Instructions
1. Please retype the passage from the article on Turkey's efforts to recover smuggled artifacts, from "The 13th-century mihrab, a" to "during Ottoman times.".
2. In the article on Turkey's efforts to recover smuggled artifacts, how many artifacts have been returned to Turkey since 2002?
3. Shorten the paragraph of the article on Turkey's efforts to recover smuggled artifacts that begins "The Old Fisherman’s Statue is another artifact" while keeping its main facts.

** BEGIN Quoted passage **

Legal efforts by the Ministry of Culture and Tourism have failed to secure the return of the mihrab of Beyhekim Mosque in the central province of Konya, which was smuggled out more than a century ago, as well as the Old Fisherman’s Statue taken from the ancient city of Aphrodisias in western Turkey’s Aydın.

The 13th-century mihrab, a tall structure to which the imam turns his face while leading the congregation in prayers, was separated into pieces under the pretext of repairs in 1907 by Germany’s then-Consul General in Konya Dr. Hardeg Loeytved. It is now on display at Berlin's Pergamon Museum, along with a wooden sarcophagus taken from the tomb of a Muslim mystic in Konya. Pergamon Museum, named after the iconic Pergamon Altar, which was also brought to Germany from Turkey, is home to a number of artifacts smuggled by German archaeologists and others during Ottoman times.

The Old Fisherman’s Statue is another artifact Turkey seeks to repatriate, along with tile panels of the Piyale Pasha Mosque in Istanbul. The statue’s torso was sold to an unknown individual by French archaeologist Paul Gaudin who excavated Aphrodisias in 1904. It showed up in the museum years later, while the rest of the statue remains in Turkey. The mosque’s eight tile panels have remained in Pergamon Museum’s collection since 1891.

Turkey and Germany have set up a cultural committee and discussed the return of artifacts, but the committee’s meetings failed to yield results for Turkey. Germany, for its part, claims the artifacts were acquired by legal means, but the Turkish government’s calls to produce the documents to prove the legality of the artifacts' acquisition have gone unanswered.

Artifact smuggling was common in the last decades of the Ottoman Empire when the preservation of remains of ancient civilizations was uncommon. In some cases, archaeologists were allowed to take whatever they could find in excavations they made in the country, while in others, they managed to dodge authorities in the tumultuous final years of the empire.

In recent years, Turkey has stepped up efforts to repatriate culturally important objects. Since 2002, 4,441 artifacts have been returned to Turkey thanks to the government’s efforts, but officials say tens of thousands of artifacts still remain abroad.

Most of the artifacts from Turkey have been smuggled to Western countries like the U.S., Britain, France, Germany and Switzerland, according to Culture and Tourism Ministry officials. Among them are tiles from the Hagia Sophia Grand Mosque that are currently located in Paris' Louvre Museum and a statue of the Greek goddess Tyche (Thyke) in the Brussels Royal Museum of Fine Arts.

** END Quoted passage **
** BEGIN Excerpted records **

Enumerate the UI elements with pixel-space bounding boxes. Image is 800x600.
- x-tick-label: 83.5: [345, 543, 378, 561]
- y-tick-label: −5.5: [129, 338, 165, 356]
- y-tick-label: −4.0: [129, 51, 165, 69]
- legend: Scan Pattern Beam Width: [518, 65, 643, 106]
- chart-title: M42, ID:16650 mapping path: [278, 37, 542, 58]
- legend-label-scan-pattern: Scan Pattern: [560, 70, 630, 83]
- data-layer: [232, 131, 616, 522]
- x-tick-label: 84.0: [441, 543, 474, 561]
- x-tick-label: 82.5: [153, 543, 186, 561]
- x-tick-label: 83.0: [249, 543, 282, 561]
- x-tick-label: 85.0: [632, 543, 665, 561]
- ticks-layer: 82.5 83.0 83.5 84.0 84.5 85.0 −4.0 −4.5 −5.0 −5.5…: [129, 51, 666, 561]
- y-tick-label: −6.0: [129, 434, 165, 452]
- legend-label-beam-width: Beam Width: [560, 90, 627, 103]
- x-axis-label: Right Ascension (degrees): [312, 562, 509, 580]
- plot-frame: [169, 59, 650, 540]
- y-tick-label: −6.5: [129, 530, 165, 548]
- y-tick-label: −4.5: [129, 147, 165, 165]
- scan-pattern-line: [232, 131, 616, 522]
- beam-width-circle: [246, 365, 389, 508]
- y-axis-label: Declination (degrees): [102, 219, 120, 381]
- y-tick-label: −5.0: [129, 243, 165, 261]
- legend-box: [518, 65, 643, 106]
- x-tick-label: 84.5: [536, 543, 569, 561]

** END Excerpted records **

Results
1.
The 13th-century mihrab, a tall structure to which the imam turns his face while leading the congregation in prayers, was separated into pieces under the pretext of repairs in 1907 by Germany’s then-Consul General in Konya Dr. Hardeg Loeytved. It is now on display at Berlin's Pergamon Museum, along with a wooden sarcophagus taken from the tomb of a Muslim mystic in Konya. Pergamon Museum, named after the iconic Pergamon Altar, which was also brought to Germany from Turkey, is home to a number of artifacts smuggled by German archaeologists and others during Ottoman times.

2. 4,441 artifacts.

3. Turkey also seeks the return of the Old Fisherman’s Statue and the tile panels of Istanbul's Piyale Pasha Mosque. Paul Gaudin, the French archaeologist who excavated Aphrodisias in 1904, sold the statue's torso to an unknown individual. The torso later appeared in the museum, while the rest of the statue remains in Turkey. The mosque's eight tile panels have been in Pergamon Museum's collection since 1891.